Passage for review.

To resolve that I think you can use a state management solution like, for instance, ChangeNotifier:

class DynamicColorNotifier extends ChangeNotifier {
  DynamicColorNotifier();

  ColorScheme? darkColorScheme;
  ColorScheme? lightColorScheme;

  bool get isDynamicColorSupported => darkColorScheme != null && lightColorScheme != null;

  Future<void> initialize() async {
    final corePalette = await DynamicColorPlugin.getCorePalette();

    if (corePalette == null) return; // Not supported

    darkColorScheme = corePalette.toColorScheme(brightness: Brightness.dark);
    lightColorScheme = corePalette.toColorScheme(brightness: Brightness.light); 
  }
}

at the startup:

late DynamicColorNotifier dynamicColorNotifier;

Future<void> main() async {
  WidgetsFlutterBinding.ensureInitialized();

  dynamicColorNotifier = DynamicColorNotifier();
  await dynamicColorNotifier.initialize();

  // wherever you control you theme you can now access synchronously:
  // dynamicColorNotifier.isDynamicColorSupported
  // dynamicColorNotifier.darkColorScheme
  // dynamicColorNotifier.lightColorScheme

  runApp(YourApp());
}

As such, it'd be nice to have a quick method to call whenever the user open settings, just to check whether dynamic colors are supported, and show the option based on that.

Check your understanding.
1) Repeat part of the dynamic color passage word for word. Begin at the words "As such, it'd" and stop after "based on that.".
2) In the dynamic color passage, which properties of dynamicColorNotifier are listed in the comments inside main?
3) Resume the dynamic color passage after its final sentence.
The records come from a different source and are unrelated to the dynamic color passage.

Given information.

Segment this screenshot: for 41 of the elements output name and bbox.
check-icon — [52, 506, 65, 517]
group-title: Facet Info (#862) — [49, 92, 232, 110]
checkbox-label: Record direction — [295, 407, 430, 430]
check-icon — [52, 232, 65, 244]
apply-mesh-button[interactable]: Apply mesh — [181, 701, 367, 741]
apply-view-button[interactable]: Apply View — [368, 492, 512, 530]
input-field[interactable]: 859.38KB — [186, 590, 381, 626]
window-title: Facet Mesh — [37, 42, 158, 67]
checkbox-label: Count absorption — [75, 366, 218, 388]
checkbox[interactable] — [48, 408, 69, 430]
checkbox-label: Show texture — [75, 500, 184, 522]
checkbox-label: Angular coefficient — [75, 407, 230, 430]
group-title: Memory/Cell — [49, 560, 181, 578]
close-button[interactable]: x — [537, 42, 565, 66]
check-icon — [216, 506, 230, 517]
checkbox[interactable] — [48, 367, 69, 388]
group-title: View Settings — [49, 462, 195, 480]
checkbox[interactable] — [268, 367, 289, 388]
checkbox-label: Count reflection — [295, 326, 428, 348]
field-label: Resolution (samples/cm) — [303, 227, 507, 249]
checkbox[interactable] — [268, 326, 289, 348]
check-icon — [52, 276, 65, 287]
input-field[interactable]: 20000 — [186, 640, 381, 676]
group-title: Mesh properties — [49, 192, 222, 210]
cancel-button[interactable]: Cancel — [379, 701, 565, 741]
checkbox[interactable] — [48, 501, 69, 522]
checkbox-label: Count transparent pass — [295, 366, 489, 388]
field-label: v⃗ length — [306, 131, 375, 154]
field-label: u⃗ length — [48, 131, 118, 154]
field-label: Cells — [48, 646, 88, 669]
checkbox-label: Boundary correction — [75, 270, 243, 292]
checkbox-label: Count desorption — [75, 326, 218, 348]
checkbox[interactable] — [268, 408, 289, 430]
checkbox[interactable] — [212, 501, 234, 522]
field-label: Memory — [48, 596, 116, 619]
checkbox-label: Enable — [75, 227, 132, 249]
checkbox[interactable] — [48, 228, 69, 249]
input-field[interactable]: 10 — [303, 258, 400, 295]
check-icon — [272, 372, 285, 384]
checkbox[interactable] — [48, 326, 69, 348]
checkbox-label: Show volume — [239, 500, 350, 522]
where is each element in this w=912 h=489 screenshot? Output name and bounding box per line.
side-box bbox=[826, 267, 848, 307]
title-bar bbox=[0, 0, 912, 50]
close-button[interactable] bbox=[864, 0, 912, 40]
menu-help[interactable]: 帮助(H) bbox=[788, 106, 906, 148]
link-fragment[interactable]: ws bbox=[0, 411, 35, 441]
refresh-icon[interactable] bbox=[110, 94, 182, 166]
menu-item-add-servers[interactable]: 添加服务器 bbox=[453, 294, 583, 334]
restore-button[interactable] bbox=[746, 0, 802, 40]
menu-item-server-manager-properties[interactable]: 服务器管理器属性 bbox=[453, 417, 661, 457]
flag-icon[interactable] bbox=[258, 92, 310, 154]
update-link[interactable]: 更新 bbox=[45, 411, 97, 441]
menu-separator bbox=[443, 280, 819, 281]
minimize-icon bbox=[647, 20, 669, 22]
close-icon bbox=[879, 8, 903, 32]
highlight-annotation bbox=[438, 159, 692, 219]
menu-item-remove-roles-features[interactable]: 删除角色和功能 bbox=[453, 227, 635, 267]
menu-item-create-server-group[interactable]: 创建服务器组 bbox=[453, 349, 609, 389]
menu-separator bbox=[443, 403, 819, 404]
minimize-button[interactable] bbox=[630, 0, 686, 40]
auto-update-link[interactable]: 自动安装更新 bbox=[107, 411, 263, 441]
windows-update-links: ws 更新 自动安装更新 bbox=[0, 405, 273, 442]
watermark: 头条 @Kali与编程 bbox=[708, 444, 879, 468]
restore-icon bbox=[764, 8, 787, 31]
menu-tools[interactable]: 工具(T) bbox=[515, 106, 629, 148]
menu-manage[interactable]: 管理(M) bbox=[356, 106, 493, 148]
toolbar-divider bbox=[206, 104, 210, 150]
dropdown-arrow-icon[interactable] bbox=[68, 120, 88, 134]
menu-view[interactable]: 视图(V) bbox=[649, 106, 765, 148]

Answers.
1)
As such, it'd be nice to have a quick method to call whenever the user open settings, just to check whether dynamic colors are supported, and show the option based on that.

2) isDynamicColorSupported, darkColorScheme, lightColorScheme

3)
This should be possible using the above naive solution as base since you can now access synchronously your notifier instance.

As far as I understand, calling DynamicColorPlugin.getCorePalette not only checks for platform support, but also generates a color palette every time it's called if the platform is supported, right? It doesn't seem very efficient to generate this each time a user opens settings.

That's right but I don't see any problem calling this often because the only async work is to call the native plugin. The palette generation is just a bunch of integers, multiplications and ephemeral object allocation. It's even more performance-friendly when you wrap it inside a class of yours that will run only at startup or whenever the device theme config changes.

It'd be nice to have a method (ideally synchronous) that would only check without generating anything.

I would agree, but not in the plugin class, it should only contain code to call the native implementation. The real problem we are facing is: where and when we call these async methods considering the app life-cycle? For that, the plugin could export a class that is be reactive and has a "init" and "dispose" functions to manage it.


Let me know if that helps, otherwise we can discuss another approach.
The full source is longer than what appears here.